* [Requirements] The records that follow should be retyped word for word.

* [Extracted records]

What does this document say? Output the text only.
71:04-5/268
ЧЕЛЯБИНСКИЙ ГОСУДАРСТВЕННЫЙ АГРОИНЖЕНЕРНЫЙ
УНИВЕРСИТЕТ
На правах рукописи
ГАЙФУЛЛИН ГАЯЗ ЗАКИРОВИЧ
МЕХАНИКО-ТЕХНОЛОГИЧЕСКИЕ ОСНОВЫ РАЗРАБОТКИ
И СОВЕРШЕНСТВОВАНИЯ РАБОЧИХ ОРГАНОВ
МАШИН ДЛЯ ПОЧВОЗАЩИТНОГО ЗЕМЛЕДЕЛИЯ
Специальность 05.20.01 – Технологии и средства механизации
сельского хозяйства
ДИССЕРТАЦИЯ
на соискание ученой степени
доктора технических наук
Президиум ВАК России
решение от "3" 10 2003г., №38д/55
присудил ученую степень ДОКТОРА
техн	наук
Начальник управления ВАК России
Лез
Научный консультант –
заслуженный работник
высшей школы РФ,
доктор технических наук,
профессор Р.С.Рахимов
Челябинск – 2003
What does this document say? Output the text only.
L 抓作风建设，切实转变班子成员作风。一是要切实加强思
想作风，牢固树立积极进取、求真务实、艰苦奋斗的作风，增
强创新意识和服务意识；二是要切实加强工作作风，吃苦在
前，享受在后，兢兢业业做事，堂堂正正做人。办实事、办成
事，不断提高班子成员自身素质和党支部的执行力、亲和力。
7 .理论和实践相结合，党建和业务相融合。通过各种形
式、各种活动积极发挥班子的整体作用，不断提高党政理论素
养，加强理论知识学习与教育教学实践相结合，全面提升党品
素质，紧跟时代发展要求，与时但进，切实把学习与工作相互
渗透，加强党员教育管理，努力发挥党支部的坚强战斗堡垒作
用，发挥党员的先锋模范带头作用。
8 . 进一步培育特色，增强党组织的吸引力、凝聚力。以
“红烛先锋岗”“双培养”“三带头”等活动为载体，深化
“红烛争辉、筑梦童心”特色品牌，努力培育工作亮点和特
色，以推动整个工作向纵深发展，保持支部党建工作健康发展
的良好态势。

* [Finished exercise]
What does this document say? Output the text only.
71:04-5/268
ЧЕЛЯБИНСКИЙ ГОСУДАРСТВЕННЫЙ АГРОИНЖЕНЕРНЫЙ
УНИВЕРСИТЕТ
На правах рукописи
ГАЙФУЛЛИН ГАЯЗ ЗАКИРОВИЧ
МЕХАНИКО-ТЕХНОЛОГИЧЕСКИЕ ОСНОВЫ РАЗРАБОТКИ
И СОВЕРШЕНСТВОВАНИЯ РАБОЧИХ ОРГАНОВ
МАШИН ДЛЯ ПОЧВОЗАЩИТНОГО ЗЕМЛЕДЕЛИЯ
Специальность 05.20.01 – Технологии и средства механизации
сельского хозяйства
ДИССЕРТАЦИЯ
на соискание ученой степени
доктора технических наук
Президиум ВАК России
решение от "3" 10 2003г., №38д/55
присудил ученую степень ДОКТОРА
техн	наук
Начальник управления ВАК России
Лез
Научный консультант –
заслуженный работник
высшей школы РФ,
доктор технических наук,
профессор Р.С.Рахимов
Челябинск – 2003
What does this document say? Output the text only.
L 抓作风建设，切实转变班子成员作风。一是要切实加强思
想作风，牢固树立积极进取、求真务实、艰苦奋斗的作风，增
强创新意识和服务意识；二是要切实加强工作作风，吃苦在
前，享受在后，兢兢业业做事，堂堂正正做人。办实事、办成
事，不断提高班子成员自身素质和党支部的执行力、亲和力。
7 .理论和实践相结合，党建和业务相融合。通过各种形
式、各种活动积极发挥班子的整体作用，不断提高党政理论素
养，加强理论知识学习与教育教学实践相结合，全面提升党品
素质，紧跟时代发展要求，与时但进，切实把学习与工作相互
渗透，加强党员教育管理，努力发挥党支部的坚强战斗堡垒作
用，发挥党员的先锋模范带头作用。
8 . 进一步培育特色，增强党组织的吸引力、凝聚力。以
“红烛先锋岗”“双培养”“三带头”等活动为载体，深化
“红烛争辉、筑梦童心”特色品牌，努力培育工作亮点和特
色，以推动整个工作向纵深发展，保持支部党建工作健康发展
的良好态势。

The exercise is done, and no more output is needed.